◆ **EXERCISE GOAL**: Reproduce the material below without alteration, from its first line through the line containing "label-wash-area: 洗车区 xyxy=(556,166,574,174)", including both of those lines.
-- start EXTRACTED RECORDS --
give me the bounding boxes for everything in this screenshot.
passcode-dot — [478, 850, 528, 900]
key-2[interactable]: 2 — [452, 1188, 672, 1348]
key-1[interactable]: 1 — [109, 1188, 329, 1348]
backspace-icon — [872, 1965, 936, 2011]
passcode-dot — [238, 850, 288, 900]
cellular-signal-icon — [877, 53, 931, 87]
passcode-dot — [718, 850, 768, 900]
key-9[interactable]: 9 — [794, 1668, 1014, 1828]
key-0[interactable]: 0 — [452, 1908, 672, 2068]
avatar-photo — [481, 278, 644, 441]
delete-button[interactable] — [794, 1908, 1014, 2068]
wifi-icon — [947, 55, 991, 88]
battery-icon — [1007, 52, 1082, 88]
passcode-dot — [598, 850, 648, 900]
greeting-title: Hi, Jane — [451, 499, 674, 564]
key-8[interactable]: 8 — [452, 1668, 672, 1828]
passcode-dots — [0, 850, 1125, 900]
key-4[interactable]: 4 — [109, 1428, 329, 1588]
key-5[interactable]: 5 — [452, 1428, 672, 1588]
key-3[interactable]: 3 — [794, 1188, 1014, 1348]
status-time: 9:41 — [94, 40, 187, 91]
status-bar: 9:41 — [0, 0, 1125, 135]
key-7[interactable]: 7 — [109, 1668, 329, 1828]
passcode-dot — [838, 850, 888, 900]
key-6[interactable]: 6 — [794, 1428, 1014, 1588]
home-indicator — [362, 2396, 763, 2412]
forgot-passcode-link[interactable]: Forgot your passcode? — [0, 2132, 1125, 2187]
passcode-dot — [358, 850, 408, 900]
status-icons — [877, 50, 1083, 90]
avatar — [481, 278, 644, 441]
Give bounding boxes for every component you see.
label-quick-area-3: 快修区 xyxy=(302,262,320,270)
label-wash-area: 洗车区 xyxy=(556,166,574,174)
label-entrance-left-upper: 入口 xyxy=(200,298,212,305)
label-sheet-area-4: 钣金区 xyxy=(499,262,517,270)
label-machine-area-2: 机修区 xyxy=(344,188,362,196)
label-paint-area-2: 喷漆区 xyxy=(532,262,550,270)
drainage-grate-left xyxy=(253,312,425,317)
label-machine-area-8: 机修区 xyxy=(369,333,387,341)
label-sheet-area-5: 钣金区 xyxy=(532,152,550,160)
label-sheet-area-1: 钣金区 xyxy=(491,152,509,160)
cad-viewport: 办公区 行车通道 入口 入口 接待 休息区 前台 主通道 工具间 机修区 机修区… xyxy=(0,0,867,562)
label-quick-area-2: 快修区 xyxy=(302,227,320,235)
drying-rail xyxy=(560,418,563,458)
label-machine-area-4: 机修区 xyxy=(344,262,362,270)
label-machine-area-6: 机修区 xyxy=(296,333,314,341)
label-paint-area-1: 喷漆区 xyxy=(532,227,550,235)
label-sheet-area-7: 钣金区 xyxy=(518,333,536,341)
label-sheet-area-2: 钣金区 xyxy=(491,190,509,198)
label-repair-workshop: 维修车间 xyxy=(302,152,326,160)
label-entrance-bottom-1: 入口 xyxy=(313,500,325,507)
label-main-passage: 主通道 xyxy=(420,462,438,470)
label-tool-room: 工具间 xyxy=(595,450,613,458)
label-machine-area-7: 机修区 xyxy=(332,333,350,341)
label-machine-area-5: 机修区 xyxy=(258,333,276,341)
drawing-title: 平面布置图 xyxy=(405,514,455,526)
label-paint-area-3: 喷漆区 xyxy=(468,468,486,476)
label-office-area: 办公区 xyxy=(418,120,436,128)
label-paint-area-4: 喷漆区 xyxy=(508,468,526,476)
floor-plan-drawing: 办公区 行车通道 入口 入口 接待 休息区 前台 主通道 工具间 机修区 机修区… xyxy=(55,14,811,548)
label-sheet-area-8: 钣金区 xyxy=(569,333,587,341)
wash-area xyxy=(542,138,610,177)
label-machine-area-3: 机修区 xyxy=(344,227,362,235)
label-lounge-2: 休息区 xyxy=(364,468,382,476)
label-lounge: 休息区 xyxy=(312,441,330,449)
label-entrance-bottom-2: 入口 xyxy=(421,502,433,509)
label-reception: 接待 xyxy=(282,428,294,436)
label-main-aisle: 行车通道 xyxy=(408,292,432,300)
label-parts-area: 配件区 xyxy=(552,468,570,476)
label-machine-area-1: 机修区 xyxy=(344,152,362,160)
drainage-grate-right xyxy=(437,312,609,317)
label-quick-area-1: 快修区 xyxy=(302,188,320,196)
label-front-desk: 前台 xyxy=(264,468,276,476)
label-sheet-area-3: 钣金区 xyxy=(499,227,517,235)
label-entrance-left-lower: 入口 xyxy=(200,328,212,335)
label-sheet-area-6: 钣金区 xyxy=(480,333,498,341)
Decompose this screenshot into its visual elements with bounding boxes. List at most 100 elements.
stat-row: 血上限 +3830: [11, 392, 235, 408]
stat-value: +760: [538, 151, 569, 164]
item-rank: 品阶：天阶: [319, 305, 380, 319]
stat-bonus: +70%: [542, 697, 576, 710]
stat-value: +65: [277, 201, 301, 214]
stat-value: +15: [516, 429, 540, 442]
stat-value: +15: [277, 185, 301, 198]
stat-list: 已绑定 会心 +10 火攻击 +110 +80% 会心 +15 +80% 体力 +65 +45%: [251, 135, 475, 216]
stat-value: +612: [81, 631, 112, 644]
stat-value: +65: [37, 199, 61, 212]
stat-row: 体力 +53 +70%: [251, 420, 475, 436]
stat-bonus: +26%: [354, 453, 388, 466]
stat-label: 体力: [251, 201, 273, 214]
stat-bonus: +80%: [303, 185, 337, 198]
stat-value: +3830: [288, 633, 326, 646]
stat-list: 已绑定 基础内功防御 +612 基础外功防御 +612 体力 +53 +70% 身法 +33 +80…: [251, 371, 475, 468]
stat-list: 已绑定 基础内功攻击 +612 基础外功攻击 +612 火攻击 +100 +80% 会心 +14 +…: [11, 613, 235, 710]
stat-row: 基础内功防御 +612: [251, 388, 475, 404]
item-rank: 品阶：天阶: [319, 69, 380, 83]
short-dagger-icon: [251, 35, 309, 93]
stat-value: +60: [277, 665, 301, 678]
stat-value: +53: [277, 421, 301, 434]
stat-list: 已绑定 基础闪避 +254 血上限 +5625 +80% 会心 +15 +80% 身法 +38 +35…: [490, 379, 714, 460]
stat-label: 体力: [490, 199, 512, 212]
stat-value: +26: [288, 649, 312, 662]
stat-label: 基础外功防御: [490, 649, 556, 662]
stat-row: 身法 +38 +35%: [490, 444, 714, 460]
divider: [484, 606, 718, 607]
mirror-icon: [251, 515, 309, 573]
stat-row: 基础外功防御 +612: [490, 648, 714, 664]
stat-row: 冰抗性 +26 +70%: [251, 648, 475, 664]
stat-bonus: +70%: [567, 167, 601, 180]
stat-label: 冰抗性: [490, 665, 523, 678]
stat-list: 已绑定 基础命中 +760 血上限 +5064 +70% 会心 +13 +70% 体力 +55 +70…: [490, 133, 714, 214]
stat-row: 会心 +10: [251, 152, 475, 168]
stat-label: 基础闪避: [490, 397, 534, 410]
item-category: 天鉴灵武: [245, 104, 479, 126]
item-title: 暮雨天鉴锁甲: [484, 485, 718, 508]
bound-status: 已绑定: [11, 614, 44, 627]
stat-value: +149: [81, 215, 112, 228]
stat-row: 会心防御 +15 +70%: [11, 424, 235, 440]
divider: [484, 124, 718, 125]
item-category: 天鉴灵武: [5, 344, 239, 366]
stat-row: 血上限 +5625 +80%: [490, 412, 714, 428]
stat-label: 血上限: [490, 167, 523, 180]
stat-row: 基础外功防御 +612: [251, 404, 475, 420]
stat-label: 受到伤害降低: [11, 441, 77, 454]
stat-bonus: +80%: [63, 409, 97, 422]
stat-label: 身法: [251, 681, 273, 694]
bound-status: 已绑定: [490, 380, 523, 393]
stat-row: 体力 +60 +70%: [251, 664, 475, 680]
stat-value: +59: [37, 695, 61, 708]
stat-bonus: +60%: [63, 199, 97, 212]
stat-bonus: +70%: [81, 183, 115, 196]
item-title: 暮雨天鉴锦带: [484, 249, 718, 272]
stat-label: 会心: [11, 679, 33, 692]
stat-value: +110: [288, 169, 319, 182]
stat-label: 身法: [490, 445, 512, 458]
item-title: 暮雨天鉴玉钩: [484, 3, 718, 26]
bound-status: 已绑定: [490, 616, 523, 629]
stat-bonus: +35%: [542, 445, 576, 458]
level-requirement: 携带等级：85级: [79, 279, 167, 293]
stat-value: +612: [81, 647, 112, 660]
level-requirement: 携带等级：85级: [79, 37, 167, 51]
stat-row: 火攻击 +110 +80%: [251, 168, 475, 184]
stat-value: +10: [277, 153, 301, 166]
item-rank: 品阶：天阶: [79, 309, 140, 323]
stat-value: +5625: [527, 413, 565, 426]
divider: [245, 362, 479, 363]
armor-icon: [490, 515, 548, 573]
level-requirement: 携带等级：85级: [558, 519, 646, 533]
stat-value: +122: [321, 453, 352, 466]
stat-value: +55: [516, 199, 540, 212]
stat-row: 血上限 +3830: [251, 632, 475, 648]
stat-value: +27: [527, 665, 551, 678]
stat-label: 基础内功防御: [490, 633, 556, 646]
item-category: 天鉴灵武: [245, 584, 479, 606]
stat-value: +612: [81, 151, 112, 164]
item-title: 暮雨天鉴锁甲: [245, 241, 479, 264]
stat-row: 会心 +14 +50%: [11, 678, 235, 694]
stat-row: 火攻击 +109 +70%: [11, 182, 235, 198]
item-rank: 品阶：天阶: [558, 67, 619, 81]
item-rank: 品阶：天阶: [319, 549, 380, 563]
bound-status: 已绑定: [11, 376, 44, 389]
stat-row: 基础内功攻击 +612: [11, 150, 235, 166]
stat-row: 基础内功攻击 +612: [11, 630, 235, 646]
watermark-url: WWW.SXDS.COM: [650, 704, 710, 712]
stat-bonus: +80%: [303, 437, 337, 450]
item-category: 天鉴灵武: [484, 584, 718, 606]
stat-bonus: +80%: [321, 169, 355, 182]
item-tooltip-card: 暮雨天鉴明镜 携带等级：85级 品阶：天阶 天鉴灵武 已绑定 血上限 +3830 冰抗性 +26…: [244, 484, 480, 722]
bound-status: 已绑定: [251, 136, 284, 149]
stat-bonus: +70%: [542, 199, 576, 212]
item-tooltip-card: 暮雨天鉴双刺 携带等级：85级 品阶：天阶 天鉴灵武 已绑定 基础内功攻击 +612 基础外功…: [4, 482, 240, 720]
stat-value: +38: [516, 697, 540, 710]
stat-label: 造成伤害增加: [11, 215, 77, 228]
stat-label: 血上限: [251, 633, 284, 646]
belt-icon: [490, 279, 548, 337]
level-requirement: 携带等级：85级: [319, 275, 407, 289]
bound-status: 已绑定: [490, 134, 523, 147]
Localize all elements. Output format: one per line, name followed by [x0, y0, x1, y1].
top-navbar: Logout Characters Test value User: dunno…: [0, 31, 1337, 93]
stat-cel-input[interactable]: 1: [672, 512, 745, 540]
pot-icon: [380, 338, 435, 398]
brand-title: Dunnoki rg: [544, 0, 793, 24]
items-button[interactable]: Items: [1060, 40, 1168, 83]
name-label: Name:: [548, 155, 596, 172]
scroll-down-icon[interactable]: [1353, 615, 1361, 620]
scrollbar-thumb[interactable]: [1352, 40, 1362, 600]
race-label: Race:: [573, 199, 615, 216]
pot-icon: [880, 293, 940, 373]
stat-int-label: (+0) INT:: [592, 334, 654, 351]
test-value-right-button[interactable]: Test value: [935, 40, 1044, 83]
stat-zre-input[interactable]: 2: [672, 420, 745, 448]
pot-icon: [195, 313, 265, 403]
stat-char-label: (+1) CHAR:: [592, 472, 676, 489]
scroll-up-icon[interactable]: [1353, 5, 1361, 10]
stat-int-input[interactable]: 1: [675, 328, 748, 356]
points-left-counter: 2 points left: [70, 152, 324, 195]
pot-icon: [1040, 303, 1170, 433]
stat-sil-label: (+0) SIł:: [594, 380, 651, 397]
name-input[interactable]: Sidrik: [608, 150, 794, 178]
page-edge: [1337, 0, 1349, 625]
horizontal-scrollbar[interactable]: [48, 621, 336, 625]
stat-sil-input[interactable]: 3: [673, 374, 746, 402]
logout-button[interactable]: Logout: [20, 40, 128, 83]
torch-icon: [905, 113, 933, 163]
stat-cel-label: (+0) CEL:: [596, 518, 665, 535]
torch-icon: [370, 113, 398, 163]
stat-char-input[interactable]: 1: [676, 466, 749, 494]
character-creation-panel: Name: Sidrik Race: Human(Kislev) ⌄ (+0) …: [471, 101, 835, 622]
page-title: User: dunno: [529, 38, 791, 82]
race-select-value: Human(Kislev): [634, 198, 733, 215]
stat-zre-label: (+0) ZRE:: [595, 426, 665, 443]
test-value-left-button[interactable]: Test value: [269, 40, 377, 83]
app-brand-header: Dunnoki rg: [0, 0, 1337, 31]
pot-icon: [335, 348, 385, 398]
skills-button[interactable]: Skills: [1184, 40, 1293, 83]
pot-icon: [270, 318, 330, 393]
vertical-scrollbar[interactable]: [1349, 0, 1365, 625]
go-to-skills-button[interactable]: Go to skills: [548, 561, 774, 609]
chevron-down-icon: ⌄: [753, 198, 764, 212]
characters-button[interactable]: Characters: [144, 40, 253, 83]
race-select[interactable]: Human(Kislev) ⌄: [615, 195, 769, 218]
-- end EXTRACTED RECORDS --
◆ **SOLUTION BELOW**:
give me the bounding boxes for everything in this screenshot.
passcode-dot — [478, 850, 528, 900]
key-2[interactable]: 2 — [452, 1188, 672, 1348]
key-1[interactable]: 1 — [109, 1188, 329, 1348]
backspace-icon — [872, 1965, 936, 2011]
passcode-dot — [238, 850, 288, 900]
cellular-signal-icon — [877, 53, 931, 87]
passcode-dot — [718, 850, 768, 900]
key-9[interactable]: 9 — [794, 1668, 1014, 1828]
key-0[interactable]: 0 — [452, 1908, 672, 2068]
avatar-photo — [481, 278, 644, 441]
delete-button[interactable] — [794, 1908, 1014, 2068]
wifi-icon — [947, 55, 991, 88]
battery-icon — [1007, 52, 1082, 88]
passcode-dot — [598, 850, 648, 900]
greeting-title: Hi, Jane — [451, 499, 674, 564]
key-8[interactable]: 8 — [452, 1668, 672, 1828]
passcode-dots — [0, 850, 1125, 900]
key-4[interactable]: 4 — [109, 1428, 329, 1588]
key-5[interactable]: 5 — [452, 1428, 672, 1588]
key-3[interactable]: 3 — [794, 1188, 1014, 1348]
status-time: 9:41 — [94, 40, 187, 91]
status-bar: 9:41 — [0, 0, 1125, 135]
key-7[interactable]: 7 — [109, 1668, 329, 1828]
passcode-dot — [838, 850, 888, 900]
key-6[interactable]: 6 — [794, 1428, 1014, 1588]
home-indicator — [362, 2396, 763, 2412]
forgot-passcode-link[interactable]: Forgot your passcode? — [0, 2132, 1125, 2187]
passcode-dot — [358, 850, 408, 900]
status-icons — [877, 50, 1083, 90]
avatar — [481, 278, 644, 441]
Give bounding boxes for every component you see.
label-quick-area-3: 快修区 xyxy=(302,262,320,270)
label-wash-area: 洗车区 xyxy=(556,166,574,174)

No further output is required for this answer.